[Task goal] Write out every line of the items below word for word, changing nothing.

[Material for the task]
** Start **
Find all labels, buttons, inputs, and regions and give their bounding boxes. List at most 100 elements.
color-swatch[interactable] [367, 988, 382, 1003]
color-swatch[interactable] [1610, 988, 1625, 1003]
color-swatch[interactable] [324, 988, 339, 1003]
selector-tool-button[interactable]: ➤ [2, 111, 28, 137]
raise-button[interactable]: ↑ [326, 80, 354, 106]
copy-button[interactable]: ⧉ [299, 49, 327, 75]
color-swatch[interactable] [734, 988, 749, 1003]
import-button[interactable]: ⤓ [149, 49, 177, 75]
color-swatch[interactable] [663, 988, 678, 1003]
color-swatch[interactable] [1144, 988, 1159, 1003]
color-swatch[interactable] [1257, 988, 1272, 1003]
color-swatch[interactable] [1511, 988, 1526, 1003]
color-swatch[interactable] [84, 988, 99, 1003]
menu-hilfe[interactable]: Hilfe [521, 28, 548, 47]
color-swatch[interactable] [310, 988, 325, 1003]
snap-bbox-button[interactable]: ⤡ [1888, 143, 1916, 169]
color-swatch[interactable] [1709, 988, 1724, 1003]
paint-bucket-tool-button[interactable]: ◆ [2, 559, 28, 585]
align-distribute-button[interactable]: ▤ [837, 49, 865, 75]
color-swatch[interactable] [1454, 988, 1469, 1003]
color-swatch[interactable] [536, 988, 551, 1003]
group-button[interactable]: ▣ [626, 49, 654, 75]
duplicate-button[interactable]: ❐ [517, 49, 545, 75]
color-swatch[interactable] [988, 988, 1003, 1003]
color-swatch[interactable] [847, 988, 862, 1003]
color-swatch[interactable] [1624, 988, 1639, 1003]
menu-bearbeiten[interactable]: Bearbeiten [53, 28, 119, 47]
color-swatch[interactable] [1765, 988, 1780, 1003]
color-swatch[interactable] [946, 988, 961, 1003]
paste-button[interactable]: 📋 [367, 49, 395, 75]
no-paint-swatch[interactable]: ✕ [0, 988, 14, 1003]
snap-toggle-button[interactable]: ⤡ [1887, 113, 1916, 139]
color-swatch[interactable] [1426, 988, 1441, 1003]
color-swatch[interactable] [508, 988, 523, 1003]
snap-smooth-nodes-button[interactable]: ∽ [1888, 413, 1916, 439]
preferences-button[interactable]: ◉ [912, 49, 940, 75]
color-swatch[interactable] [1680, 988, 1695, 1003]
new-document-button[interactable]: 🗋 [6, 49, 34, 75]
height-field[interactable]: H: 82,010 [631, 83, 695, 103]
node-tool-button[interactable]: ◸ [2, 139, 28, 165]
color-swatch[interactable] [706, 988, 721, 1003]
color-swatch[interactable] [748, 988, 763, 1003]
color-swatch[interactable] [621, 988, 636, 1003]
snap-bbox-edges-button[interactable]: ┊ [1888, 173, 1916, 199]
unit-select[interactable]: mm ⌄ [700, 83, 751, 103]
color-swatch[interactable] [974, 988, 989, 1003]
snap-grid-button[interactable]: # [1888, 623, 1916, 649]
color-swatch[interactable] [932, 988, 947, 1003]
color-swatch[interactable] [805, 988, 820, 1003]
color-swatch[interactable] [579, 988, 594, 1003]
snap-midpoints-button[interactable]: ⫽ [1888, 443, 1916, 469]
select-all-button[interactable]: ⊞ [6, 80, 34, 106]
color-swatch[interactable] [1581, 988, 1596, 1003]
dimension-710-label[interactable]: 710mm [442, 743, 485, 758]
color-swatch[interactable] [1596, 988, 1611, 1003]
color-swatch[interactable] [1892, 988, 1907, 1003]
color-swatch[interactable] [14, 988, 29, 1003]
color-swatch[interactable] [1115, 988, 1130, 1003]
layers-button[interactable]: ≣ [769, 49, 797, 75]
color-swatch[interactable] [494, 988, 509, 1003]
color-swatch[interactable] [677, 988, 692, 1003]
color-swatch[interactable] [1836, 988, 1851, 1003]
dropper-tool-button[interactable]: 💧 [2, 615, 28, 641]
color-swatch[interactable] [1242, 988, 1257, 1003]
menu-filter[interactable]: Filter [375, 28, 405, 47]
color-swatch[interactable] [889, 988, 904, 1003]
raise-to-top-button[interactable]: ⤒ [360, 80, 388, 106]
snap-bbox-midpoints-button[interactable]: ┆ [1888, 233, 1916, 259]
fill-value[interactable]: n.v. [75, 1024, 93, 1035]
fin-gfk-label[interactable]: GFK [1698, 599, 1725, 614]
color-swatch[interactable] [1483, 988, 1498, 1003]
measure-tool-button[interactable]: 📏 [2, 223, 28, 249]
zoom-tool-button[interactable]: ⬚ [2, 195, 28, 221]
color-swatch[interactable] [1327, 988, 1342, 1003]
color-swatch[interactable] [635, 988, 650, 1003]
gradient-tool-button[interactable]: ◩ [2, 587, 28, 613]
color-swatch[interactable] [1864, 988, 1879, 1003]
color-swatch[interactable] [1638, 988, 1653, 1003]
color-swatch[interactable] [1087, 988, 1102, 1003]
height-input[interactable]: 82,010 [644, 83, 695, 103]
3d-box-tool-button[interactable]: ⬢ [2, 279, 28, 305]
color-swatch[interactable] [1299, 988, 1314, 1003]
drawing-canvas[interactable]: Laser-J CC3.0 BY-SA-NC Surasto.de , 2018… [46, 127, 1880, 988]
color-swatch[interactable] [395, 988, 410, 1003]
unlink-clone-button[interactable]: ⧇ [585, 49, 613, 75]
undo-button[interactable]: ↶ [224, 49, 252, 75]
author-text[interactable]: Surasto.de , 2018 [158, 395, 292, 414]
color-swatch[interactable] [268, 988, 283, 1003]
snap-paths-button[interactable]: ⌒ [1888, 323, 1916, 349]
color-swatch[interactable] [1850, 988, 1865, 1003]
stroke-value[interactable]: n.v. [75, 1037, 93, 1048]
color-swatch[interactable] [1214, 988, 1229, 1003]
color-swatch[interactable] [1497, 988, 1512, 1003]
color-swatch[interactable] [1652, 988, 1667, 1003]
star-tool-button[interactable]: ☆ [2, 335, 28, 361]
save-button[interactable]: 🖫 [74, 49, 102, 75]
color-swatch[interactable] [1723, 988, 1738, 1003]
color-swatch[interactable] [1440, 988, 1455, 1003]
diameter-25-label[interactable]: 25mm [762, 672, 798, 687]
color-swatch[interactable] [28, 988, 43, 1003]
** End **
[Answer]
Find all labels, buttons, inputs, and regions and give their bounding boxes. List at most 100 elements.
color-swatch[interactable] [367, 988, 382, 1003]
color-swatch[interactable] [1610, 988, 1625, 1003]
color-swatch[interactable] [324, 988, 339, 1003]
selector-tool-button[interactable]: ➤ [2, 111, 28, 137]
raise-button[interactable]: ↑ [326, 80, 354, 106]
copy-button[interactable]: ⧉ [299, 49, 327, 75]
color-swatch[interactable] [734, 988, 749, 1003]
import-button[interactable]: ⤓ [149, 49, 177, 75]
color-swatch[interactable] [663, 988, 678, 1003]
color-swatch[interactable] [1144, 988, 1159, 1003]
color-swatch[interactable] [1257, 988, 1272, 1003]
color-swatch[interactable] [1511, 988, 1526, 1003]
color-swatch[interactable] [84, 988, 99, 1003]
menu-hilfe[interactable]: Hilfe [521, 28, 548, 47]
color-swatch[interactable] [310, 988, 325, 1003]
snap-bbox-button[interactable]: ⤡ [1888, 143, 1916, 169]
color-swatch[interactable] [1709, 988, 1724, 1003]
paint-bucket-tool-button[interactable]: ◆ [2, 559, 28, 585]
align-distribute-button[interactable]: ▤ [837, 49, 865, 75]
color-swatch[interactable] [1454, 988, 1469, 1003]
color-swatch[interactable] [536, 988, 551, 1003]
group-button[interactable]: ▣ [626, 49, 654, 75]
duplicate-button[interactable]: ❐ [517, 49, 545, 75]
color-swatch[interactable] [988, 988, 1003, 1003]
color-swatch[interactable] [847, 988, 862, 1003]
color-swatch[interactable] [1624, 988, 1639, 1003]
menu-bearbeiten[interactable]: Bearbeiten [53, 28, 119, 47]
color-swatch[interactable] [1765, 988, 1780, 1003]
color-swatch[interactable] [946, 988, 961, 1003]
paste-button[interactable]: 📋 [367, 49, 395, 75]
no-paint-swatch[interactable]: ✕ [0, 988, 14, 1003]
snap-toggle-button[interactable]: ⤡ [1887, 113, 1916, 139]
color-swatch[interactable] [1426, 988, 1441, 1003]
color-swatch[interactable] [508, 988, 523, 1003]
snap-smooth-nodes-button[interactable]: ∽ [1888, 413, 1916, 439]
preferences-button[interactable]: ◉ [912, 49, 940, 75]
color-swatch[interactable] [1680, 988, 1695, 1003]
new-document-button[interactable]: 🗋 [6, 49, 34, 75]
height-field[interactable]: H: 82,010 [631, 83, 695, 103]
node-tool-button[interactable]: ◸ [2, 139, 28, 165]
color-swatch[interactable] [706, 988, 721, 1003]
color-swatch[interactable] [748, 988, 763, 1003]
color-swatch[interactable] [621, 988, 636, 1003]
snap-bbox-edges-button[interactable]: ┊ [1888, 173, 1916, 199]
unit-select[interactable]: mm ⌄ [700, 83, 751, 103]
color-swatch[interactable] [974, 988, 989, 1003]
snap-grid-button[interactable]: # [1888, 623, 1916, 649]
color-swatch[interactable] [932, 988, 947, 1003]
color-swatch[interactable] [805, 988, 820, 1003]
color-swatch[interactable] [579, 988, 594, 1003]
snap-midpoints-button[interactable]: ⫽ [1888, 443, 1916, 469]
select-all-button[interactable]: ⊞ [6, 80, 34, 106]
color-swatch[interactable] [1581, 988, 1596, 1003]
dimension-710-label[interactable]: 710mm [442, 743, 485, 758]
color-swatch[interactable] [1596, 988, 1611, 1003]
color-swatch[interactable] [1892, 988, 1907, 1003]
color-swatch[interactable] [14, 988, 29, 1003]
color-swatch[interactable] [1115, 988, 1130, 1003]
layers-button[interactable]: ≣ [769, 49, 797, 75]
color-swatch[interactable] [494, 988, 509, 1003]
color-swatch[interactable] [677, 988, 692, 1003]
color-swatch[interactable] [1836, 988, 1851, 1003]
dropper-tool-button[interactable]: 💧 [2, 615, 28, 641]
color-swatch[interactable] [1242, 988, 1257, 1003]
menu-filter[interactable]: Filter [375, 28, 405, 47]
color-swatch[interactable] [889, 988, 904, 1003]
raise-to-top-button[interactable]: ⤒ [360, 80, 388, 106]
snap-bbox-midpoints-button[interactable]: ┆ [1888, 233, 1916, 259]
fill-value[interactable]: n.v. [75, 1024, 93, 1035]
fin-gfk-label[interactable]: GFK [1698, 599, 1725, 614]
color-swatch[interactable] [1483, 988, 1498, 1003]
measure-tool-button[interactable]: 📏 [2, 223, 28, 249]
zoom-tool-button[interactable]: ⬚ [2, 195, 28, 221]
color-swatch[interactable] [1327, 988, 1342, 1003]
color-swatch[interactable] [635, 988, 650, 1003]
gradient-tool-button[interactable]: ◩ [2, 587, 28, 613]
color-swatch[interactable] [1864, 988, 1879, 1003]
color-swatch[interactable] [1638, 988, 1653, 1003]
color-swatch[interactable] [1087, 988, 1102, 1003]
height-input[interactable]: 82,010 [644, 83, 695, 103]
3d-box-tool-button[interactable]: ⬢ [2, 279, 28, 305]
color-swatch[interactable] [1299, 988, 1314, 1003]
drawing-canvas[interactable]: Laser-J CC3.0 BY-SA-NC Surasto.de , 2018… [46, 127, 1880, 988]
color-swatch[interactable] [395, 988, 410, 1003]
unlink-clone-button[interactable]: ⧇ [585, 49, 613, 75]
undo-button[interactable]: ↶ [224, 49, 252, 75]
author-text[interactable]: Surasto.de , 2018 [158, 395, 292, 414]
color-swatch[interactable] [268, 988, 283, 1003]
snap-paths-button[interactable]: ⌒ [1888, 323, 1916, 349]
color-swatch[interactable] [1850, 988, 1865, 1003]
stroke-value[interactable]: n.v. [75, 1037, 93, 1048]
color-swatch[interactable] [1214, 988, 1229, 1003]
color-swatch[interactable] [1497, 988, 1512, 1003]
color-swatch[interactable] [1652, 988, 1667, 1003]
star-tool-button[interactable]: ☆ [2, 335, 28, 361]
save-button[interactable]: 🖫 [74, 49, 102, 75]
color-swatch[interactable] [1723, 988, 1738, 1003]
color-swatch[interactable] [1440, 988, 1455, 1003]
diameter-25-label[interactable]: 25mm [762, 672, 798, 687]
color-swatch[interactable] [28, 988, 43, 1003]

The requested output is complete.